What is needed
Pick out the lines containing "подведомственных".

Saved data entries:
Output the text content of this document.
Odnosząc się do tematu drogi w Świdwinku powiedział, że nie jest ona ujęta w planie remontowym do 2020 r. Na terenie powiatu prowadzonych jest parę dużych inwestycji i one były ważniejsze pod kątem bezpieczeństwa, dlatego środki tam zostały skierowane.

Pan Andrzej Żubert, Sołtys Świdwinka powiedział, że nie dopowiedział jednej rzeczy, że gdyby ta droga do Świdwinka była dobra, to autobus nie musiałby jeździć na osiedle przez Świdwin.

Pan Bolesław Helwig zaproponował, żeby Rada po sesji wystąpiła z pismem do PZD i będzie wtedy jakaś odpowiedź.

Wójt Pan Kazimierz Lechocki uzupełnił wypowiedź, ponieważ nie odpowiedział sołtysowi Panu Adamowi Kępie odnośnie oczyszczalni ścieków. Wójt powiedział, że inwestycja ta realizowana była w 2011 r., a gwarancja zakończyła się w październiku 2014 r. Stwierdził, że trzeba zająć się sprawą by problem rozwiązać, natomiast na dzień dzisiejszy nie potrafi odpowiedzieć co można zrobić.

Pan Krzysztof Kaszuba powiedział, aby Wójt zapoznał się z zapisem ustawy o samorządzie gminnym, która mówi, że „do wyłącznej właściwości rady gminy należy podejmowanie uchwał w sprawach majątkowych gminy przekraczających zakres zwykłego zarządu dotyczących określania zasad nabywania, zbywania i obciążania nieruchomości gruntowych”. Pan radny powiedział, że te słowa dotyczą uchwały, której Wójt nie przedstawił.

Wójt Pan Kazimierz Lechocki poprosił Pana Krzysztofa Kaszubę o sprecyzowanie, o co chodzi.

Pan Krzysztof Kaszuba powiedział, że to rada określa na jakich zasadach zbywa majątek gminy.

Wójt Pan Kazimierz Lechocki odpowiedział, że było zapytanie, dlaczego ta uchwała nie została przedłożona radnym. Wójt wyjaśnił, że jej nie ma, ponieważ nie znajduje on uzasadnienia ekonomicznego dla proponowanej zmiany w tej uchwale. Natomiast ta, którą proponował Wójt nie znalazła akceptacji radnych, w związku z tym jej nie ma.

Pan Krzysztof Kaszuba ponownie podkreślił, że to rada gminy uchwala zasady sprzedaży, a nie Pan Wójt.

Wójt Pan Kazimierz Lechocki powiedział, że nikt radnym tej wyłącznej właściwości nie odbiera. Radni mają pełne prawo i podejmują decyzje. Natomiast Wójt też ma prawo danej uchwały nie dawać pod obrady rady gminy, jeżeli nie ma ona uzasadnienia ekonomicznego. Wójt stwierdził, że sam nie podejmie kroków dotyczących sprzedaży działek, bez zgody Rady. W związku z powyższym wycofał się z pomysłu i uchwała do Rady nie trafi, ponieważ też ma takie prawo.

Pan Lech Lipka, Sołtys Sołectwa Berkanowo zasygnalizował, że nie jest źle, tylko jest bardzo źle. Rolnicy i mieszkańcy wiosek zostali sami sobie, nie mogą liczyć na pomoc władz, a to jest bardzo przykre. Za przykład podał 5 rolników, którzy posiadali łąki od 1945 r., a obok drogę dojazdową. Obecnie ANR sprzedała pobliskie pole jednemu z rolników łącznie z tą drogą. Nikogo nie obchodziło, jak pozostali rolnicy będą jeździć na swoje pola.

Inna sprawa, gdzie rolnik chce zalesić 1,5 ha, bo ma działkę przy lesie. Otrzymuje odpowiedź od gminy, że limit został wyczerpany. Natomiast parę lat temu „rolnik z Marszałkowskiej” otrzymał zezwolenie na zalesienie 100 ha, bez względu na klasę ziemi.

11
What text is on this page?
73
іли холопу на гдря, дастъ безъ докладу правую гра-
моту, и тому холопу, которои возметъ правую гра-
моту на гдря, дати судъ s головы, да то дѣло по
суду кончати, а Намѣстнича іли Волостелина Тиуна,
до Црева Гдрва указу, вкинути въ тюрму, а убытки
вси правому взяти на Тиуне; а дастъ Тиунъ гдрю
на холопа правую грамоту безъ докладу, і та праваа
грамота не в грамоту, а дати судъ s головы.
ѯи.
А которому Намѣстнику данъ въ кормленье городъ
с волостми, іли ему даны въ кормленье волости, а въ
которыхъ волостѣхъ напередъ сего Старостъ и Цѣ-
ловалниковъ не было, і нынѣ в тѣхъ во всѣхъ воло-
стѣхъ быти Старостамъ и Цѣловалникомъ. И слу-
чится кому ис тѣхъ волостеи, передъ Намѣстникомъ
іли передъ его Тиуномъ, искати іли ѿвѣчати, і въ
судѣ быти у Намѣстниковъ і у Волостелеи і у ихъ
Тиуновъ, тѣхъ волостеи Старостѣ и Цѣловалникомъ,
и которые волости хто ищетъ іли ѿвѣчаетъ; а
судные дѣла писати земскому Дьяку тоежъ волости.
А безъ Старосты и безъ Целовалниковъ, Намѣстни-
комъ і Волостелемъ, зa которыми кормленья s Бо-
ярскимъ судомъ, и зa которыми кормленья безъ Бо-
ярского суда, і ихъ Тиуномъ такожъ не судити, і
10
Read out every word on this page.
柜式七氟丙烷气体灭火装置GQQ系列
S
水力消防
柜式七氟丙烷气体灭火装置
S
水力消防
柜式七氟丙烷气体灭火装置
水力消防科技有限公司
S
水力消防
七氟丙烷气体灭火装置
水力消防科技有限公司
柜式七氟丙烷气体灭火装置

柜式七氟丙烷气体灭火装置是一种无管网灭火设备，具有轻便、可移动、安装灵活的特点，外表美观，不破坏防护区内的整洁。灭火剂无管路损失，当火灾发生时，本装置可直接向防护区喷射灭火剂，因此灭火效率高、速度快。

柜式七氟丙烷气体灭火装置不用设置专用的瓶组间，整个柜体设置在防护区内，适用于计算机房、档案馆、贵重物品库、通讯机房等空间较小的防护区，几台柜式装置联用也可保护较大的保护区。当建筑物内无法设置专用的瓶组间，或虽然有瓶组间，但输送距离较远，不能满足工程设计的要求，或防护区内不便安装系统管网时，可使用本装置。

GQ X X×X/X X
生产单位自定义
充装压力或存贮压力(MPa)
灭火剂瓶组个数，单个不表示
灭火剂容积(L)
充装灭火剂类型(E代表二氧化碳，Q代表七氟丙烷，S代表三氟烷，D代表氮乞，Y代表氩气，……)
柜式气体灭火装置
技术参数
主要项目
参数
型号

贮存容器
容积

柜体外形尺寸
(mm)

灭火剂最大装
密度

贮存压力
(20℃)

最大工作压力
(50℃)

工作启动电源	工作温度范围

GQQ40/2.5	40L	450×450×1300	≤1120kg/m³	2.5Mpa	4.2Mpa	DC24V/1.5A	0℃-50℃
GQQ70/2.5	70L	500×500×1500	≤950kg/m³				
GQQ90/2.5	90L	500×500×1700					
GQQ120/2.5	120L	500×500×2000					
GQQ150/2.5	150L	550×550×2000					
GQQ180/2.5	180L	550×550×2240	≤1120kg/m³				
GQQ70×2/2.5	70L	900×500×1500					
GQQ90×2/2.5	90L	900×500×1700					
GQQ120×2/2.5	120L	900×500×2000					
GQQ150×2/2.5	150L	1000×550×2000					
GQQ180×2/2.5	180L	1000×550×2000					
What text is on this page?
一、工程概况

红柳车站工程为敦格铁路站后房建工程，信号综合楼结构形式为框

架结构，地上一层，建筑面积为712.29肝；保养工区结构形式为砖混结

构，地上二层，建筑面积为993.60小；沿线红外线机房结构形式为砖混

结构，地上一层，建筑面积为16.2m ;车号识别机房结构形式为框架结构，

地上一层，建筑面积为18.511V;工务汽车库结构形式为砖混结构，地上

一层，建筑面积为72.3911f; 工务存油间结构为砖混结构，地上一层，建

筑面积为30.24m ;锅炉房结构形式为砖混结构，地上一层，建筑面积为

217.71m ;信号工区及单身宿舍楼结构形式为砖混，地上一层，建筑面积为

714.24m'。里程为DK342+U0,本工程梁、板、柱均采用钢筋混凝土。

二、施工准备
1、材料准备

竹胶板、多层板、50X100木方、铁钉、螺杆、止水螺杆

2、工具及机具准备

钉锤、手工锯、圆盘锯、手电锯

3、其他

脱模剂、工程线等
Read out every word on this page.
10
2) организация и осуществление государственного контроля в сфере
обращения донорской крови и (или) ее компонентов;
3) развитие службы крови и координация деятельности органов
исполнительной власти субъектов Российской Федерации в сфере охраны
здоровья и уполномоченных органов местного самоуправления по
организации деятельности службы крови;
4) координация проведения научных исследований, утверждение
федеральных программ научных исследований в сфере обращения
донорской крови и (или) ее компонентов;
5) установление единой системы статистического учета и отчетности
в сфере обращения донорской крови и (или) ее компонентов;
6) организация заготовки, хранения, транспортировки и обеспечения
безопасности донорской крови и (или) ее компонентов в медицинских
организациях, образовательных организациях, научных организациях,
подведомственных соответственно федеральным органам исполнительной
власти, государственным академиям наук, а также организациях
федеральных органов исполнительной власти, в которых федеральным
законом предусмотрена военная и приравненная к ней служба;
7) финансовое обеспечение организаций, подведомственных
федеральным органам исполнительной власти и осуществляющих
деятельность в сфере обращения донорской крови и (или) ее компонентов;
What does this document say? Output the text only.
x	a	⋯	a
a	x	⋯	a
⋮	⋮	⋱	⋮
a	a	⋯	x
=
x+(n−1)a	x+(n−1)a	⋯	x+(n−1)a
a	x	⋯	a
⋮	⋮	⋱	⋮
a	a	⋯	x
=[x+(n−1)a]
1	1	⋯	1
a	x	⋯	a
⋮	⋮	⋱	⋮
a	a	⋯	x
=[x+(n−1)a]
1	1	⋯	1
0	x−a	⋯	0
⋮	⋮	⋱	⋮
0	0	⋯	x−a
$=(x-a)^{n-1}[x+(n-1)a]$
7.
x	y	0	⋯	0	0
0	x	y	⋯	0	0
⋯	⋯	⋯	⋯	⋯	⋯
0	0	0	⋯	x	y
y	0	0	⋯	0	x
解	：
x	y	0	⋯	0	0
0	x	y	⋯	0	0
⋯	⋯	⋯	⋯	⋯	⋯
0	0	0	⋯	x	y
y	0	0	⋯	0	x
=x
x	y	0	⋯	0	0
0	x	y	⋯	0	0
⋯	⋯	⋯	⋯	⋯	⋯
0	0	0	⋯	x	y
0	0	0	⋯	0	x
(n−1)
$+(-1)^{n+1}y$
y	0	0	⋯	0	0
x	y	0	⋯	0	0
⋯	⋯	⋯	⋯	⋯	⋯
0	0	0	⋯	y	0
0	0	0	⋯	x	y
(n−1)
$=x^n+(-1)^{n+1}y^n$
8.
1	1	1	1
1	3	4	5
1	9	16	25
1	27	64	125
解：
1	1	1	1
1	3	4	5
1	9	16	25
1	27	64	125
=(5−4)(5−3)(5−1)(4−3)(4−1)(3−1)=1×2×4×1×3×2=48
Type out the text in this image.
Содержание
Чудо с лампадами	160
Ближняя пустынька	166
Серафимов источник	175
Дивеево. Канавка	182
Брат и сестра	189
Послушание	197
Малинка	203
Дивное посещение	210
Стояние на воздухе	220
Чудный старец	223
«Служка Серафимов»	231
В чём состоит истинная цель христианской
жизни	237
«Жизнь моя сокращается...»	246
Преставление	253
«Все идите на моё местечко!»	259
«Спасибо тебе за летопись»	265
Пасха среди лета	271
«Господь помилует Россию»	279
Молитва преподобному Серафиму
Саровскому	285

Correct output
подведомственных соответственно федеральным органам исполнительной
7) финансовое обеспечение организаций, подведомственных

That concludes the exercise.